• **PROMPT**
Among these entries, count the lines containing the word "work" and answer with only the number.

(Beginning of DATA)

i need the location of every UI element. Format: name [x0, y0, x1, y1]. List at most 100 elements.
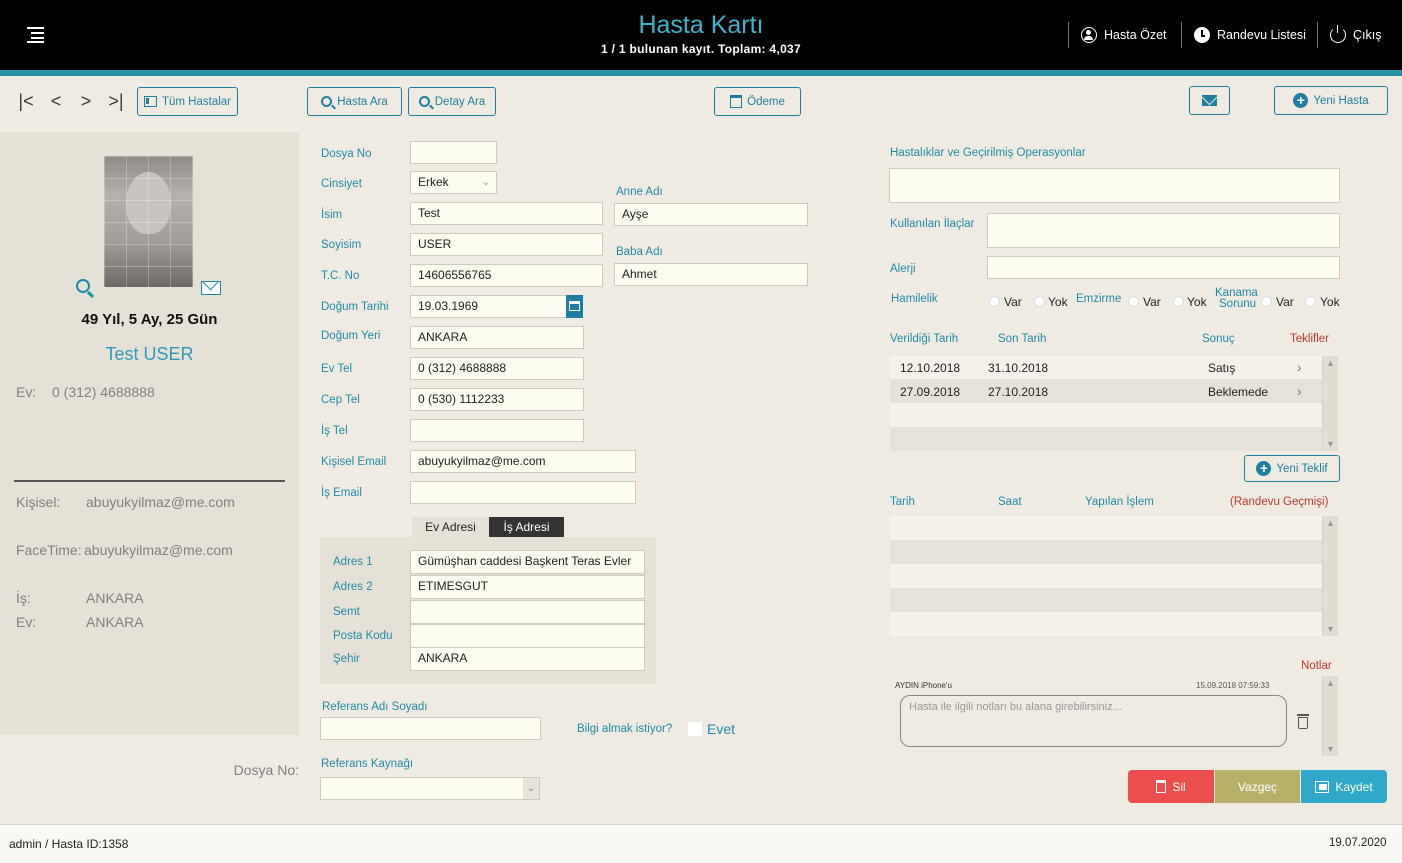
patient-age: 49 Yıl, 5 Ay, 25 Gün: [81, 311, 218, 328]
new-patient-button[interactable]: + Yeni Hasta: [1274, 86, 1388, 115]
tab-home-address[interactable]: Ev Adresi: [412, 517, 489, 537]
allergy-field[interactable]: [987, 256, 1340, 279]
zoom-icon[interactable]: [76, 279, 95, 299]
home-tel-field[interactable]: 0 (312) 4688888: [410, 357, 584, 380]
birth-date-label: Doğum Tarihi: [321, 301, 389, 313]
mother-name-label: Anne Adı: [616, 186, 663, 198]
file-no-footer-label: Dosya No:: [233, 762, 299, 778]
chevron-right-icon[interactable]: ›: [1297, 359, 1302, 375]
pregnancy-no-radio[interactable]: [1034, 296, 1045, 307]
facetime-value: abuyukyilmaz@me.com: [84, 542, 233, 558]
postal-code-field[interactable]: [410, 624, 645, 648]
all-patients-button[interactable]: Tüm Hastalar: [137, 87, 238, 116]
previous-record-icon[interactable]: <: [47, 91, 65, 111]
divider: [14, 480, 285, 482]
send-photo-icon[interactable]: [201, 274, 221, 295]
mobile-tel-field[interactable]: 0 (530) 1112233: [410, 388, 584, 411]
medications-field[interactable]: [987, 213, 1340, 248]
gender-select[interactable]: Erkek ⌄: [410, 171, 497, 194]
last-name-field[interactable]: USER: [410, 233, 603, 256]
father-name-field[interactable]: Ahmet: [614, 263, 808, 286]
file-no-field[interactable]: [410, 141, 497, 164]
scroll-down-icon[interactable]: ▼: [1323, 742, 1338, 756]
city-field[interactable]: ANKARA: [410, 647, 645, 671]
personal-email-field[interactable]: abuyukyilmaz@me.com: [410, 450, 636, 473]
info-request-option: Evet: [707, 721, 736, 737]
diseases-field[interactable]: [889, 168, 1340, 203]
scroll-up-icon[interactable]: ▲: [1323, 516, 1338, 530]
pregnancy-yes-label: Var: [1004, 295, 1022, 309]
offer-date-header: Verildiği Tarih: [890, 333, 959, 345]
home-phone-value: 0 (312) 4688888: [52, 384, 155, 400]
detail-search-button[interactable]: Detay Ara: [408, 87, 496, 116]
patient-summary-button[interactable]: Hasta Özet: [1068, 22, 1167, 48]
chevron-down-icon[interactable]: ⌄: [523, 778, 539, 799]
birth-date-field[interactable]: 19.03.1969: [410, 295, 568, 318]
payment-button[interactable]: Ödeme: [714, 87, 801, 116]
calendar-picker-icon[interactable]: [566, 295, 583, 318]
header-stripe: [0, 70, 1402, 76]
home-city-label: Ev:: [16, 614, 37, 630]
medications-label: Kullanılan İlaçlar: [890, 218, 975, 230]
info-request-checkbox[interactable]: [688, 722, 702, 736]
referral-name-label: Referans Adı Soyadı: [322, 701, 428, 713]
district-field[interactable]: [410, 600, 645, 624]
first-name-field[interactable]: Test: [410, 202, 603, 225]
top-bar: Hasta Kartı 1 / 1 bulunan kayıt. Toplam:…: [0, 0, 1402, 70]
status-user-label: admin / Hasta ID:: [9, 837, 102, 851]
referral-source-label: Referans Kaynağı: [321, 758, 414, 770]
appointment-list-button[interactable]: Randevu Listesi: [1181, 22, 1306, 48]
breastfeeding-no-radio[interactable]: [1173, 296, 1184, 307]
chevron-right-icon[interactable]: ›: [1297, 383, 1302, 399]
bleeding-no-radio[interactable]: [1305, 296, 1316, 307]
referral-name-field[interactable]: [320, 717, 541, 740]
table-row: [890, 564, 1322, 588]
table-row: [890, 427, 1322, 451]
offer-result-header: Sonuç: [1202, 333, 1235, 345]
status-user: admin / Hasta ID:1358: [9, 837, 128, 851]
pregnancy-yes-radio[interactable]: [989, 296, 1000, 307]
birth-place-field[interactable]: ANKARA: [410, 326, 584, 349]
status-patient-id: 1358: [101, 837, 129, 851]
patient-search-button[interactable]: Hasta Ara: [307, 87, 402, 116]
personal-email-field-label: Kişisel Email: [321, 456, 387, 468]
referral-source-select[interactable]: [320, 777, 540, 800]
save-button[interactable]: Kaydet: [1301, 770, 1387, 803]
gender-label: Cinsiyet: [321, 178, 362, 190]
offer-result: Satış: [1208, 361, 1236, 375]
last-record-icon[interactable]: >|: [107, 91, 125, 111]
work-email-field[interactable]: [410, 481, 636, 504]
bleeding-yes-radio[interactable]: [1261, 296, 1272, 307]
scroll-down-icon[interactable]: ▼: [1323, 622, 1338, 636]
logout-label: Çıkış: [1353, 28, 1382, 42]
scroll-up-icon[interactable]: ▲: [1323, 356, 1338, 370]
next-record-icon[interactable]: >: [77, 91, 95, 111]
offers-title: Teklifler: [1290, 333, 1329, 345]
breastfeeding-yes-label: Var: [1143, 295, 1161, 309]
scroll-down-icon[interactable]: ▼: [1323, 437, 1338, 451]
patient-photo[interactable]: [104, 156, 193, 287]
logout-button[interactable]: Çıkış: [1317, 22, 1381, 48]
trash-icon[interactable]: [1297, 714, 1309, 729]
note-input[interactable]: Hasta ile ilgili notları bu alana girebi…: [900, 695, 1287, 747]
table-row: [890, 403, 1322, 427]
new-offer-button[interactable]: + Yeni Teklif: [1244, 455, 1340, 482]
patient-name: Test USER: [105, 344, 194, 364]
mother-name-field[interactable]: Ayşe: [614, 203, 808, 226]
tc-no-field[interactable]: 14606556765: [410, 264, 603, 287]
offers-scrollbar[interactable]: ▲ ▼: [1322, 356, 1338, 451]
address2-field[interactable]: ETIMESGUT: [410, 575, 645, 599]
notes-scrollbar[interactable]: ▲ ▼: [1322, 676, 1338, 756]
appointments-scrollbar[interactable]: ▲ ▼: [1322, 516, 1338, 636]
delete-button[interactable]: Sil: [1128, 770, 1214, 803]
breastfeeding-yes-radio[interactable]: [1128, 296, 1139, 307]
work-tel-field[interactable]: [410, 419, 584, 442]
cancel-button[interactable]: Vazgeç: [1215, 770, 1300, 803]
email-button[interactable]: [1189, 86, 1230, 115]
address1-field[interactable]: Gümüşhan caddesi Başkent Teras Evler: [410, 550, 645, 574]
first-record-icon[interactable]: |<: [17, 91, 35, 111]
tab-work-address[interactable]: İş Adresi: [489, 517, 564, 537]
bleeding-label: Kanama Sorunu: [1215, 287, 1258, 310]
procedure-header: Yapılan İşlem: [1085, 496, 1154, 508]
scroll-up-icon[interactable]: ▲: [1323, 676, 1338, 690]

(End of DATA)

• **REPLY**
3